_REQUIRED WORK:_
Copy each line that contains the string "Fiscalización".

_Stored items:_
★ ★ ★ ★ ★
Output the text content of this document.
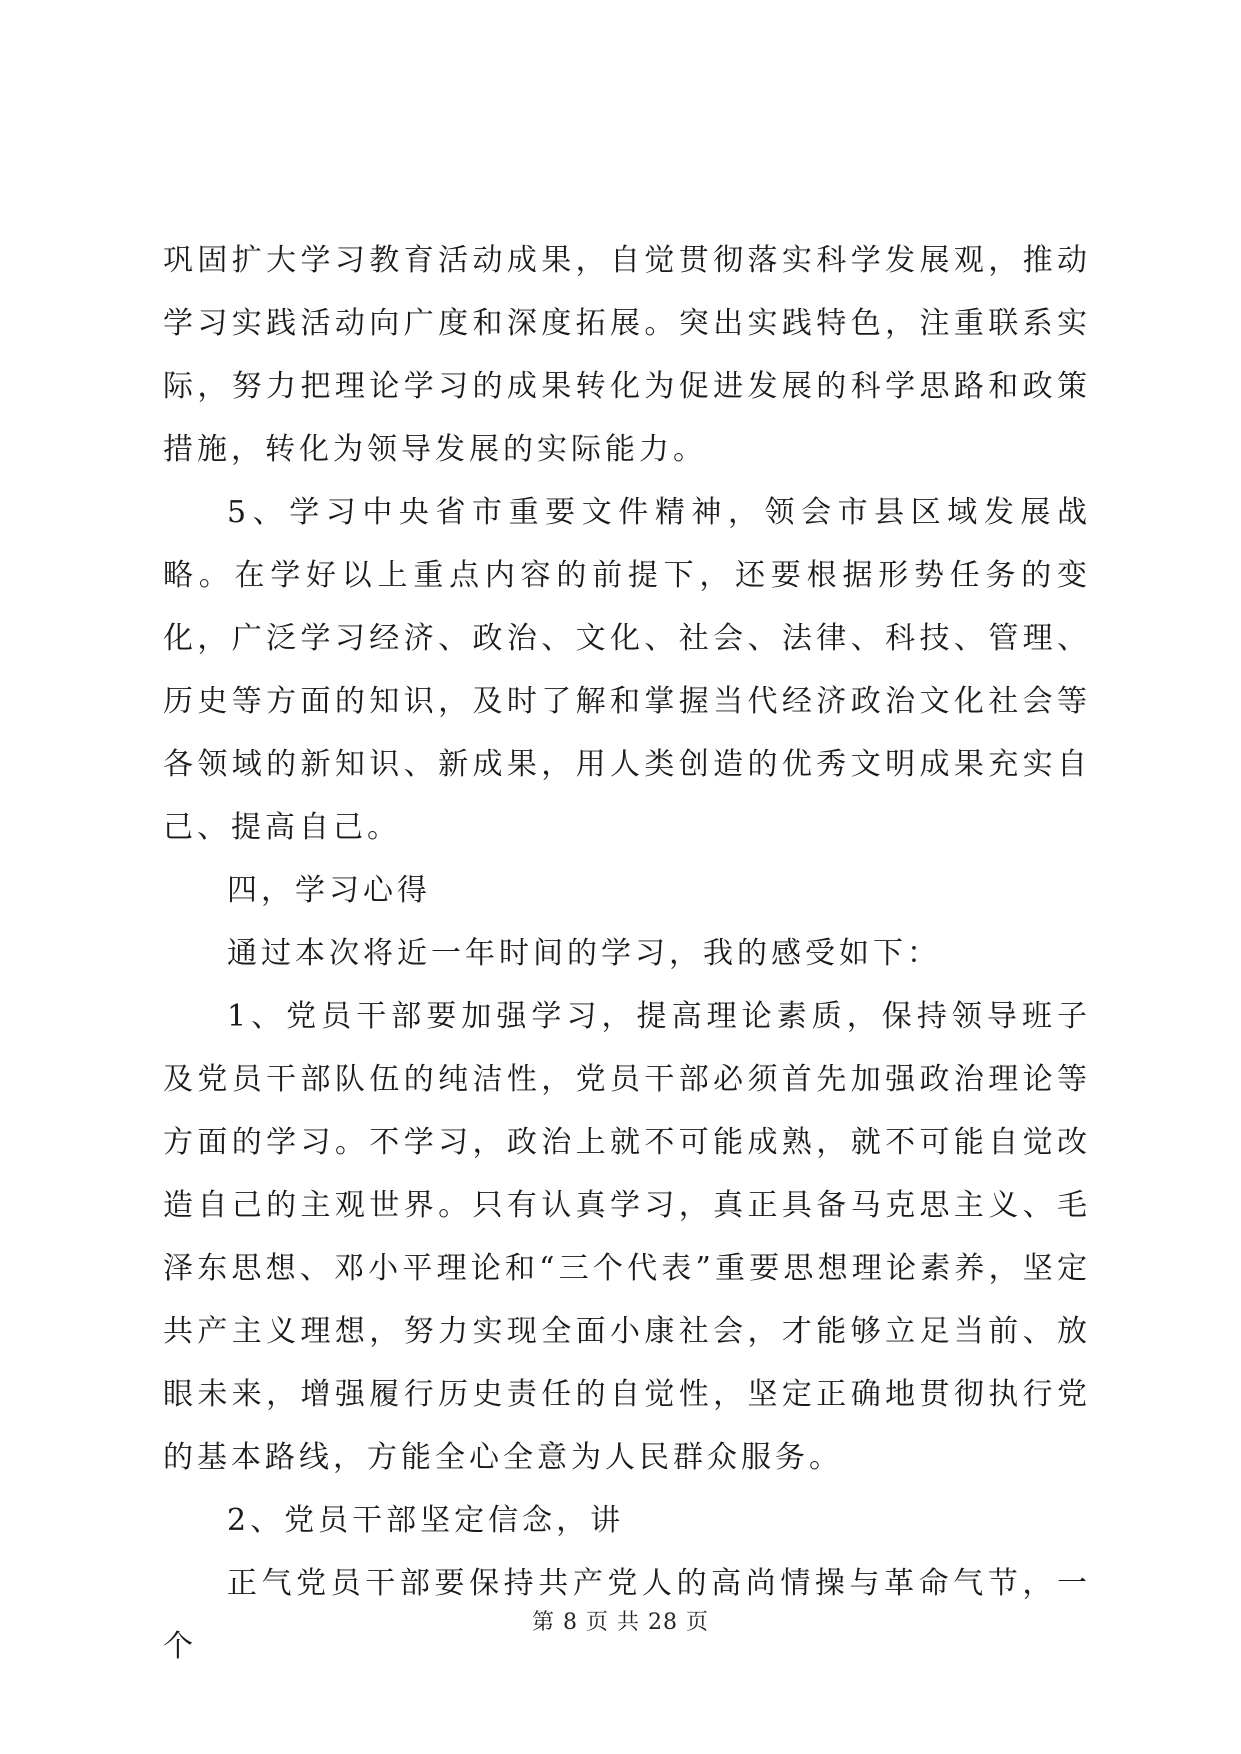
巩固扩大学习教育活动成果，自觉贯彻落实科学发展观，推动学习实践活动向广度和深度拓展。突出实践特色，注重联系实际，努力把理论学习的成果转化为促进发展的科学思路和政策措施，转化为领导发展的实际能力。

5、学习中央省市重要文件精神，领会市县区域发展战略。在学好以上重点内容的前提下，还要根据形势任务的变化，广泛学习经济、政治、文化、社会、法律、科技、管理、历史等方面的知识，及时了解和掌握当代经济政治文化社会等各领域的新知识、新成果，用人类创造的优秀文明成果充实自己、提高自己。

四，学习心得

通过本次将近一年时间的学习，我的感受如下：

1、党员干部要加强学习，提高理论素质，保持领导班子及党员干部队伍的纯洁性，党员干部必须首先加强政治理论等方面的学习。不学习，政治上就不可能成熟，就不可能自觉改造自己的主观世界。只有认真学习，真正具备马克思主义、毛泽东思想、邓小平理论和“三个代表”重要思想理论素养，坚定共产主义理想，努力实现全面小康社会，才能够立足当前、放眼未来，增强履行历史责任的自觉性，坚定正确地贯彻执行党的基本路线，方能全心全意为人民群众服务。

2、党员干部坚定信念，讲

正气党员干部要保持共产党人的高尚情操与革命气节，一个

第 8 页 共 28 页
★ ★ ★ ★ ★
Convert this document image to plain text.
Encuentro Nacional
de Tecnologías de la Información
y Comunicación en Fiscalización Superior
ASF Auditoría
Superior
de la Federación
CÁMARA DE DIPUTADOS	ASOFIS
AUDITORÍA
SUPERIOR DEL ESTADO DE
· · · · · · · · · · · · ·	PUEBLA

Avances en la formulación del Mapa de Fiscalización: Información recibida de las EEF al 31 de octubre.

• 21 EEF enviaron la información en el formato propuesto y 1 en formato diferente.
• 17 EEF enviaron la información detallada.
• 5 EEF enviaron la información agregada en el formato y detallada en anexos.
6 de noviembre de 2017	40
★ ★ ★ ★ ★
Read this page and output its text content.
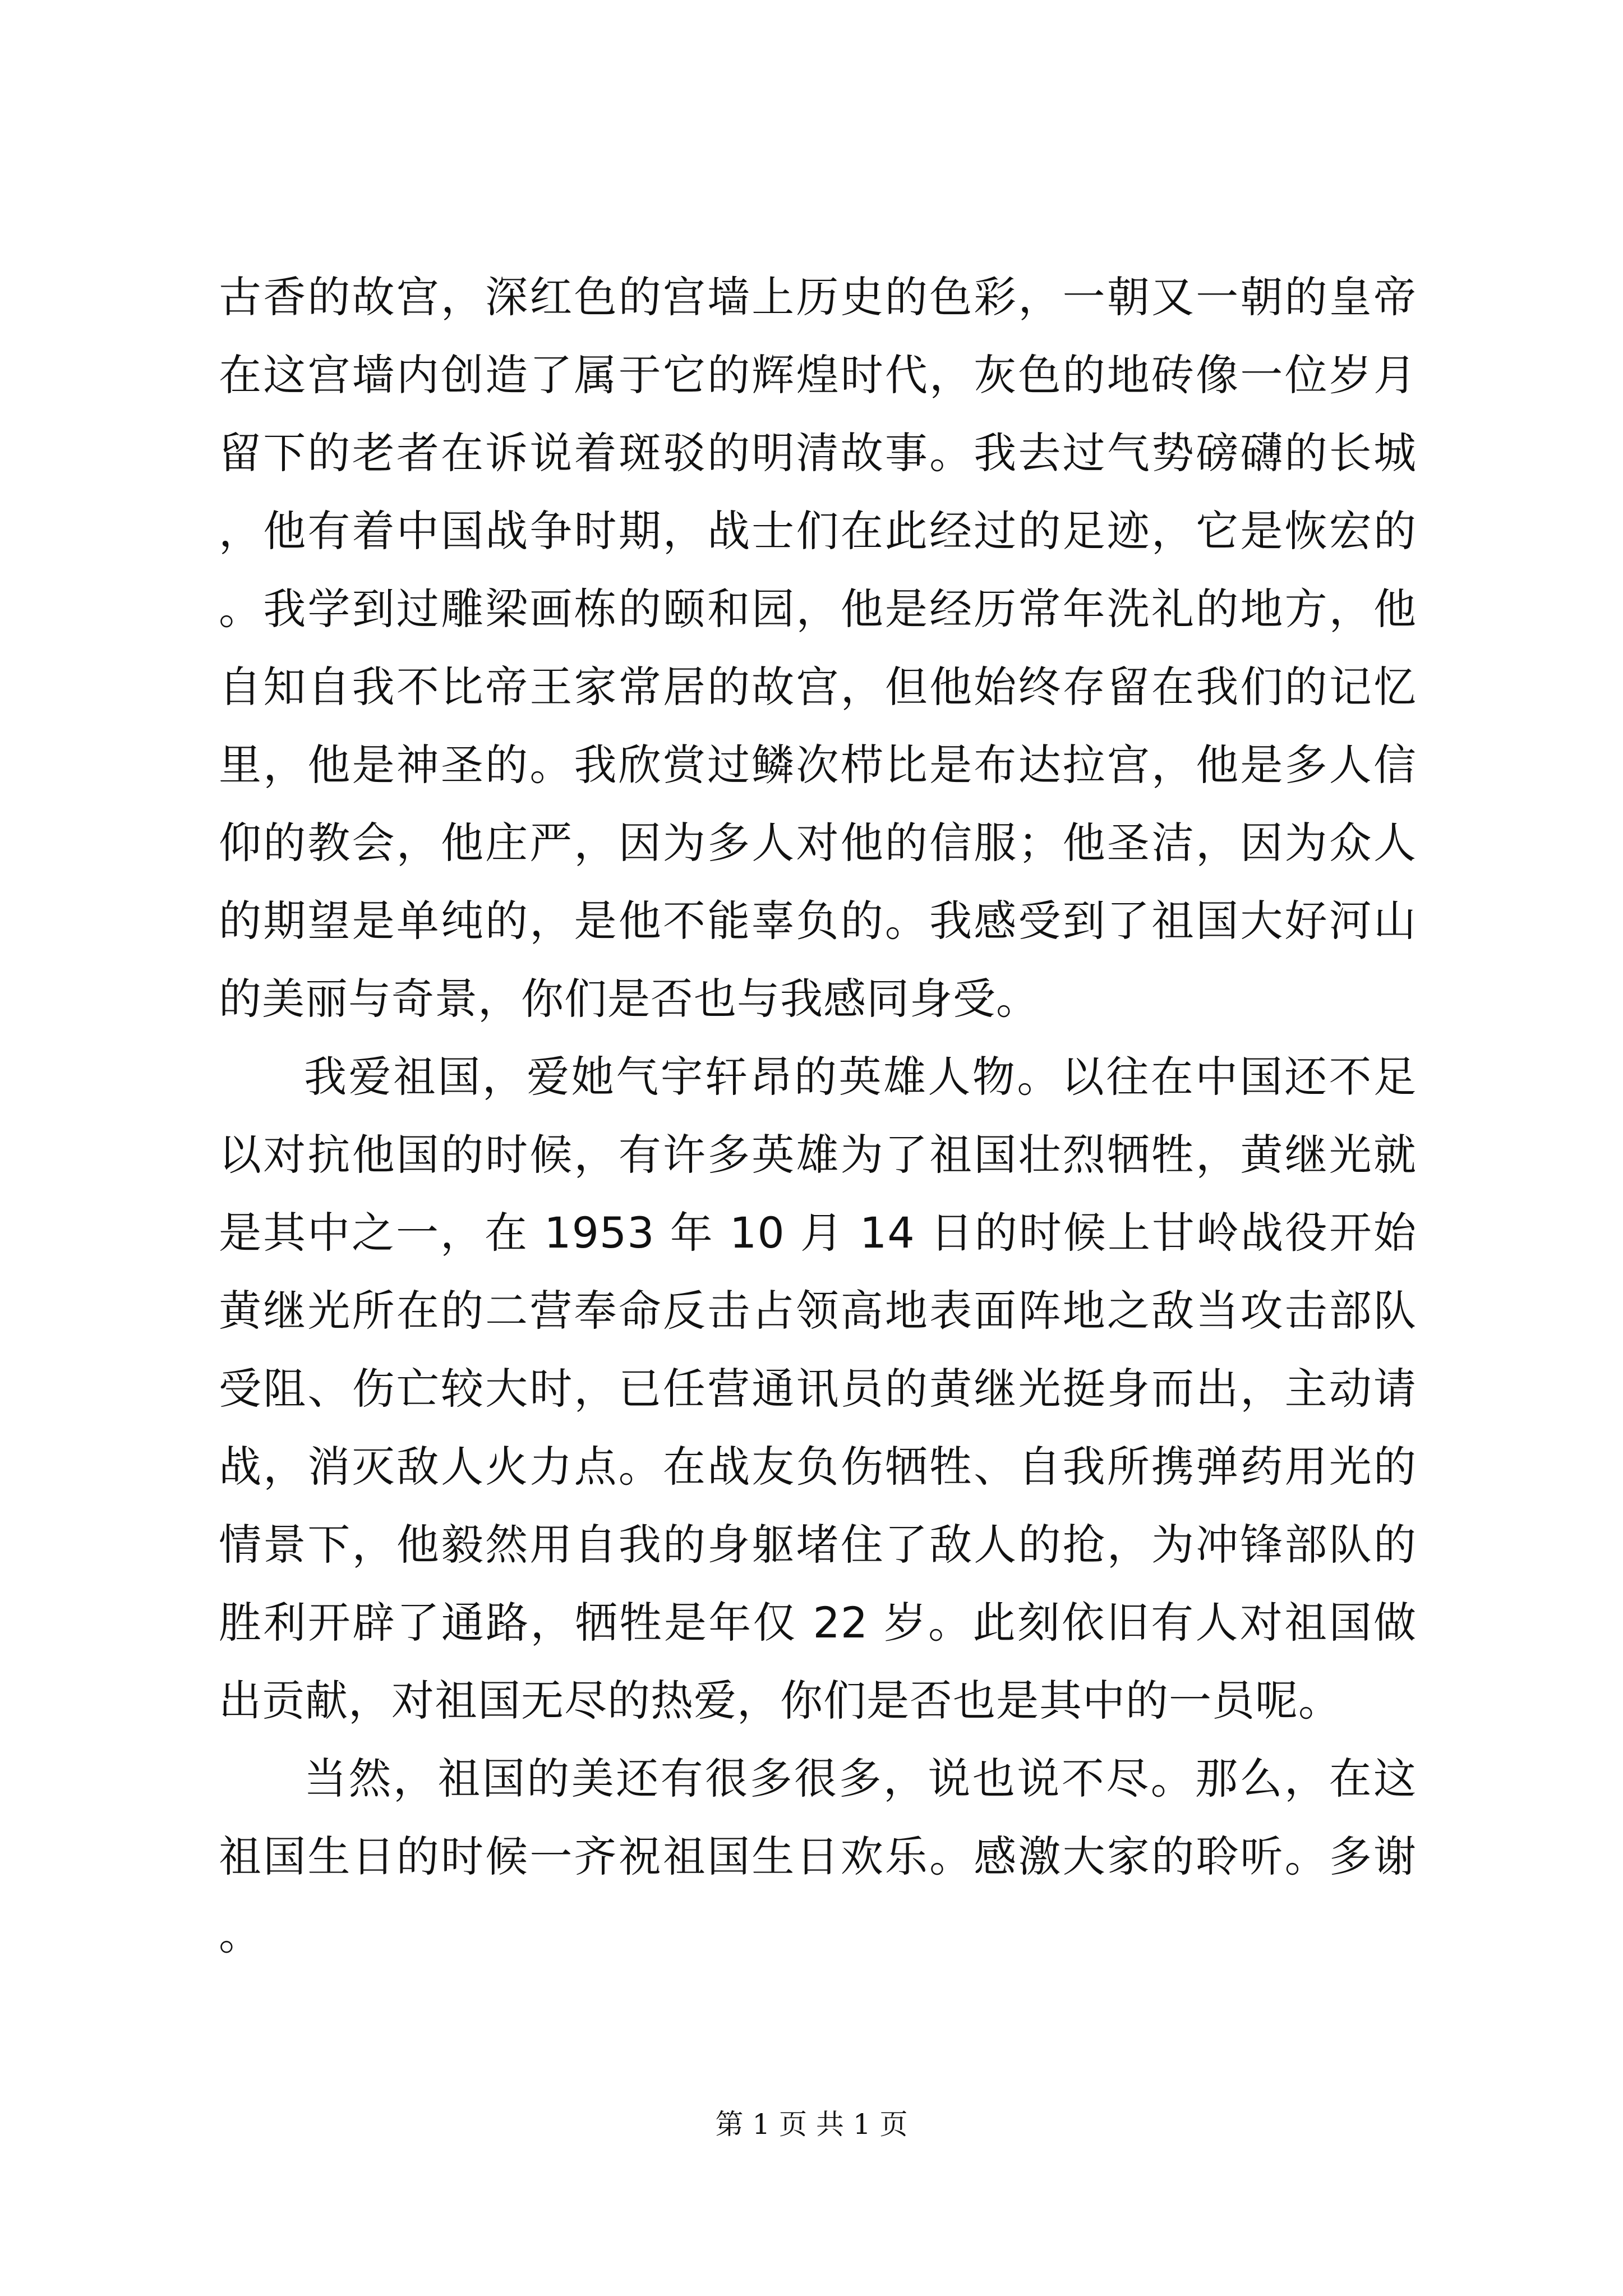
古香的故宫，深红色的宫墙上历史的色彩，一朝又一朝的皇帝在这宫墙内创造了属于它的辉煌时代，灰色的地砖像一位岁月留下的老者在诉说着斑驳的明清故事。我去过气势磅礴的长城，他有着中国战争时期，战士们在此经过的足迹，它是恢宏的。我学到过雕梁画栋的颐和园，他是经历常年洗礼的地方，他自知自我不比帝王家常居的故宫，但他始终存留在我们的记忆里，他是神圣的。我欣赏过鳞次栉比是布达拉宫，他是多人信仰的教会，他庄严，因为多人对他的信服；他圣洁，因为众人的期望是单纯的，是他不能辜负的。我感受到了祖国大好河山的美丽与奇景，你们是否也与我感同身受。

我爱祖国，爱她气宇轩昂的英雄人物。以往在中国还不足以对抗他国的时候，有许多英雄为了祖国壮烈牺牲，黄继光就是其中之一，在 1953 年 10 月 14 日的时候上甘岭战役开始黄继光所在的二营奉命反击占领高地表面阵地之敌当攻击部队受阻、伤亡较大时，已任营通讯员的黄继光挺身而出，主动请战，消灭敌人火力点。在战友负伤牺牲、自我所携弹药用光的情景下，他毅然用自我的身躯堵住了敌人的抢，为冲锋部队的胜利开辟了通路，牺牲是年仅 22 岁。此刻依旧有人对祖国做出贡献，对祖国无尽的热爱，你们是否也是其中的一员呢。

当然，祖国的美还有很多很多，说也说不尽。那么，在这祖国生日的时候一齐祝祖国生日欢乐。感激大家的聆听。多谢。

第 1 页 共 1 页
★ ★ ★ ★ ★
_ANSWER TO THIS PROBLEM:_
y Comunicación en Fiscalización Superior
Avances en la formulación del Mapa de Fiscalización: Información recibida de las EEF al 31 de octubre.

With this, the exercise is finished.